-- Begin --

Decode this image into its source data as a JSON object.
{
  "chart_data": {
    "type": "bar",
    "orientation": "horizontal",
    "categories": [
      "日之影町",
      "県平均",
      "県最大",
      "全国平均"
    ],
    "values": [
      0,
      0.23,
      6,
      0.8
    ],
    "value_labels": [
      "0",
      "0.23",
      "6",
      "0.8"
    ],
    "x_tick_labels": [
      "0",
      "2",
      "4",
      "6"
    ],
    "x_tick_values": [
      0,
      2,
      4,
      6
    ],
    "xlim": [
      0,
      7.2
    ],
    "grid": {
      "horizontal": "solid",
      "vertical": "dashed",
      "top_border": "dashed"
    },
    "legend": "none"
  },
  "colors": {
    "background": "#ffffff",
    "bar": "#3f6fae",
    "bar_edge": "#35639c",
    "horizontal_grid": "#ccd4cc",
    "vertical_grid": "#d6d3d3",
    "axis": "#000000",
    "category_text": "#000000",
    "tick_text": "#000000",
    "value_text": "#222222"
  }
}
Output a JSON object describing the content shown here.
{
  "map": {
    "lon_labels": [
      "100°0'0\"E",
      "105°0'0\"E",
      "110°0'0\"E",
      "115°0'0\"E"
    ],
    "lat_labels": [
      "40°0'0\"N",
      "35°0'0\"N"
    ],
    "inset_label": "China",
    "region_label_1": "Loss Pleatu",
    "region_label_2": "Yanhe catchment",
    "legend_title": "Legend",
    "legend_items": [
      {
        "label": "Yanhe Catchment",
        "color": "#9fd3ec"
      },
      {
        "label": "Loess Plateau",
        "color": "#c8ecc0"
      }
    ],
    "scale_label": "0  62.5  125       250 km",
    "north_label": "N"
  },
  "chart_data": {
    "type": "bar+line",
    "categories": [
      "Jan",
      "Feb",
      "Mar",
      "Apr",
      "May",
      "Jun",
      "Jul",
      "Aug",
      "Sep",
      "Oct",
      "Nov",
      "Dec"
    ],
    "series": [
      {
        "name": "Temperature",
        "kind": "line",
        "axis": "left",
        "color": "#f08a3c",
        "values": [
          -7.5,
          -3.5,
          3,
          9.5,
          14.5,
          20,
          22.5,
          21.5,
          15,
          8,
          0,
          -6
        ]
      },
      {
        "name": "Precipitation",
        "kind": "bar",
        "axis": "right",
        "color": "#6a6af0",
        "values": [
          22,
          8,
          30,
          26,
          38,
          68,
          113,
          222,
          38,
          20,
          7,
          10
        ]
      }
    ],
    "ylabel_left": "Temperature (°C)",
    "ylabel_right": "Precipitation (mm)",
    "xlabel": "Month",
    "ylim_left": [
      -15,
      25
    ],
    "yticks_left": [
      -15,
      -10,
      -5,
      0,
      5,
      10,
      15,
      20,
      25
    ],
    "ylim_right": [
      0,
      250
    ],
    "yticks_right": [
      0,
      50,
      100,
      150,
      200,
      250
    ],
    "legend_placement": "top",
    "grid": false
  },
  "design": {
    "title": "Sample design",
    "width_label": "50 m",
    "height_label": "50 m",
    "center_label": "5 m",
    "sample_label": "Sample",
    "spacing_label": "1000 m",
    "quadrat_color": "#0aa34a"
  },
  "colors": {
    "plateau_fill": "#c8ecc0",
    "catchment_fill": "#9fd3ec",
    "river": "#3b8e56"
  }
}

-- End --

- Work to be completed -
Take the listing above and set it down exactly.

- The result -
Decode this image into its source data as a JSON object.
{
  "chart_data": {
    "type": "bar",
    "orientation": "horizontal",
    "categories": [
      "日之影町",
      "県平均",
      "県最大",
      "全国平均"
    ],
    "values": [
      0,
      0.23,
      6,
      0.8
    ],
    "value_labels": [
      "0",
      "0.23",
      "6",
      "0.8"
    ],
    "x_tick_labels": [
      "0",
      "2",
      "4",
      "6"
    ],
    "x_tick_values": [
      0,
      2,
      4,
      6
    ],
    "xlim": [
      0,
      7.2
    ],
    "grid": {
      "horizontal": "solid",
      "vertical": "dashed",
      "top_border": "dashed"
    },
    "legend": "none"
  },
  "colors": {
    "background": "#ffffff",
    "bar": "#3f6fae",
    "bar_edge": "#35639c",
    "horizontal_grid": "#ccd4cc",
    "vertical_grid": "#d6d3d3",
    "axis": "#000000",
    "category_text": "#000000",
    "tick_text": "#000000",
    "value_text": "#222222"
  }
}
Output a JSON object describing the content shown here.
{
  "map": {
    "lon_labels": [
      "100°0'0\"E",
      "105°0'0\"E",
      "110°0'0\"E",
      "115°0'0\"E"
    ],
    "lat_labels": [
      "40°0'0\"N",
      "35°0'0\"N"
    ],
    "inset_label": "China",
    "region_label_1": "Loss Pleatu",
    "region_label_2": "Yanhe catchment",
    "legend_title": "Legend",
    "legend_items": [
      {
        "label": "Yanhe Catchment",
        "color": "#9fd3ec"
      },
      {
        "label": "Loess Plateau",
        "color": "#c8ecc0"
      }
    ],
    "scale_label": "0  62.5  125       250 km",
    "north_label": "N"
  },
  "chart_data": {
    "type": "bar+line",
    "categories": [
      "Jan",
      "Feb",
      "Mar",
      "Apr",
      "May",
      "Jun",
      "Jul",
      "Aug",
      "Sep",
      "Oct",
      "Nov",
      "Dec"
    ],
    "series": [
      {
        "name": "Temperature",
        "kind": "line",
        "axis": "left",
        "color": "#f08a3c",
        "values": [
          -7.5,
          -3.5,
          3,
          9.5,
          14.5,
          20,
          22.5,
          21.5,
          15,
          8,
          0,
          -6
        ]
      },
      {
        "name": "Precipitation",
        "kind": "bar",
        "axis": "right",
        "color": "#6a6af0",
        "values": [
          22,
          8,
          30,
          26,
          38,
          68,
          113,
          222,
          38,
          20,
          7,
          10
        ]
      }
    ],
    "ylabel_left": "Temperature (°C)",
    "ylabel_right": "Precipitation (mm)",
    "xlabel": "Month",
    "ylim_left": [
      -15,
      25
    ],
    "yticks_left": [
      -15,
      -10,
      -5,
      0,
      5,
      10,
      15,
      20,
      25
    ],
    "ylim_right": [
      0,
      250
    ],
    "yticks_right": [
      0,
      50,
      100,
      150,
      200,
      250
    ],
    "legend_placement": "top",
    "grid": false
  },
  "design": {
    "title": "Sample design",
    "width_label": "50 m",
    "height_label": "50 m",
    "center_label": "5 m",
    "sample_label": "Sample",
    "spacing_label": "1000 m",
    "quadrat_color": "#0aa34a"
  },
  "colors": {
    "plateau_fill": "#c8ecc0",
    "catchment_fill": "#9fd3ec",
    "river": "#3b8e56"
  }
}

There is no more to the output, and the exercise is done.